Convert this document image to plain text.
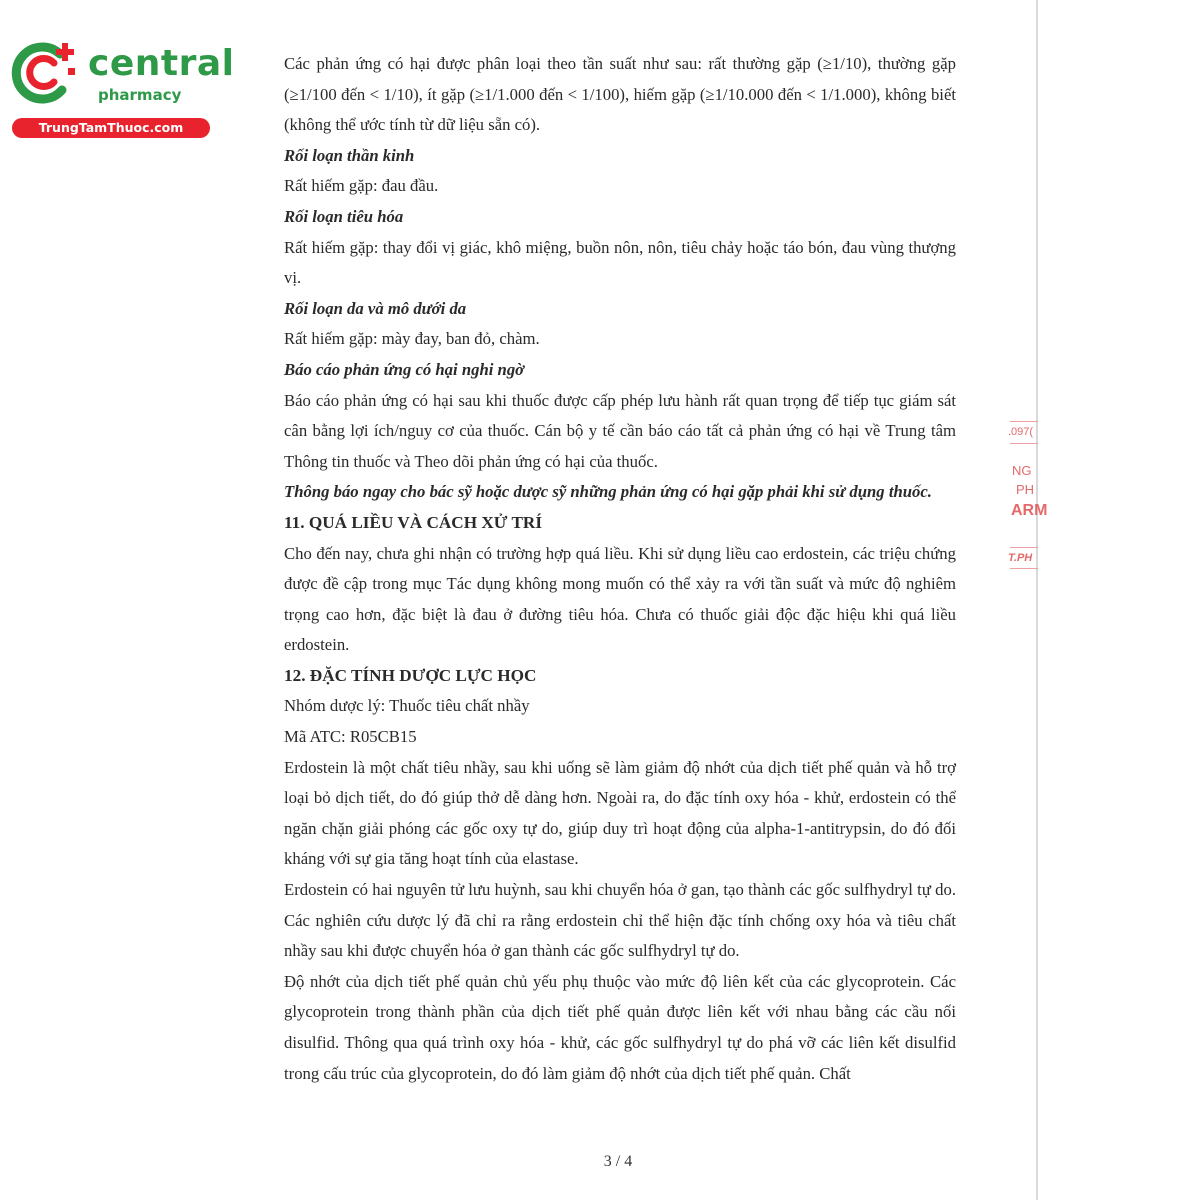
central
pharmacy
TrungTamThuoc.com
.097(
NG
PH
ARM
T.PH

Các phản ứng có hại được phân loại theo tần suất như sau: rất thường gặp (≥1/10), thường gặp (≥1/100 đến < 1/10), ít gặp (≥1/1.000 đến < 1/100), hiếm gặp (≥1/10.000 đến < 1/1.000), không biết (không thể ước tính từ dữ liệu sẵn có).

Rối loạn thần kinh

Rất hiếm gặp: đau đầu.

Rối loạn tiêu hóa

Rất hiếm gặp: thay đổi vị giác, khô miệng, buồn nôn, nôn, tiêu chảy hoặc táo bón, đau vùng thượng vị.

Rối loạn da và mô dưới da

Rất hiếm gặp: mày đay, ban đỏ, chàm.

Báo cáo phản ứng có hại nghi ngờ

Báo cáo phản ứng có hại sau khi thuốc được cấp phép lưu hành rất quan trọng để tiếp tục giám sát cân bằng lợi ích/nguy cơ của thuốc. Cán bộ y tế cần báo cáo tất cả phản ứng có hại về Trung tâm Thông tin thuốc và Theo dõi phản ứng có hại của thuốc.

Thông báo ngay cho bác sỹ hoặc dược sỹ những phản ứng có hại gặp phải khi sử dụng thuốc.

11. QUÁ LIỀU VÀ CÁCH XỬ TRÍ

Cho đến nay, chưa ghi nhận có trường hợp quá liều. Khi sử dụng liều cao erdostein, các triệu chứng được đề cập trong mục Tác dụng không mong muốn có thể xảy ra với tần suất và mức độ nghiêm trọng cao hơn, đặc biệt là đau ở đường tiêu hóa. Chưa có thuốc giải độc đặc hiệu khi quá liều erdostein.

12. ĐẶC TÍNH DƯỢC LỰC HỌC

Nhóm dược lý: Thuốc tiêu chất nhầy

Mã ATC: R05CB15

Erdostein là một chất tiêu nhầy, sau khi uống sẽ làm giảm độ nhớt của dịch tiết phế quản và hỗ trợ loại bỏ dịch tiết, do đó giúp thở dễ dàng hơn. Ngoài ra, do đặc tính oxy hóa - khử, erdostein có thể ngăn chặn giải phóng các gốc oxy tự do, giúp duy trì hoạt động của alpha-1-antitrypsin, do đó đối kháng với sự gia tăng hoạt tính của elastase.

Erdostein có hai nguyên tử lưu huỳnh, sau khi chuyển hóa ở gan, tạo thành các gốc sulfhydryl tự do. Các nghiên cứu dược lý đã chỉ ra rằng erdostein chỉ thể hiện đặc tính chống oxy hóa và tiêu chất nhầy sau khi được chuyển hóa ở gan thành các gốc sulfhydryl tự do.

Độ nhớt của dịch tiết phế quản chủ yếu phụ thuộc vào mức độ liên kết của các glycoprotein. Các glycoprotein trong thành phần của dịch tiết phế quản được liên kết với nhau bằng các cầu nối disulfid. Thông qua quá trình oxy hóa - khử, các gốc sulfhydryl tự do phá vỡ các liên kết disulfid trong cấu trúc của glycoprotein, do đó làm giảm độ nhớt của dịch tiết phế quản. Chất

3 / 4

# # # #

What the exercise asks: Where a line of the data above includes the string "sulfhydryl", pull it out.

Completed exercise:
Erdostein có hai nguyên tử lưu huỳnh, sau khi chuyển hóa ở gan, tạo thành các gốc sulfhydryl tự do. Các nghiên cứu dược lý đã chỉ ra rằng erdostein chỉ thể hiện đặc tính chống oxy hóa và tiêu chất nhầy sau khi được chuyển hóa ở gan thành các gốc sulfhydryl tự do.
Độ nhớt của dịch tiết phế quản chủ yếu phụ thuộc vào mức độ liên kết của các glycoprotein. Các glycoprotein trong thành phần của dịch tiết phế quản được liên kết với nhau bằng các cầu nối disulfid. Thông qua quá trình oxy hóa - khử, các gốc sulfhydryl tự do phá vỡ các liên kết disulfid trong cấu trúc của glycoprotein, do đó làm giảm độ nhớt của dịch tiết phế quản. Chất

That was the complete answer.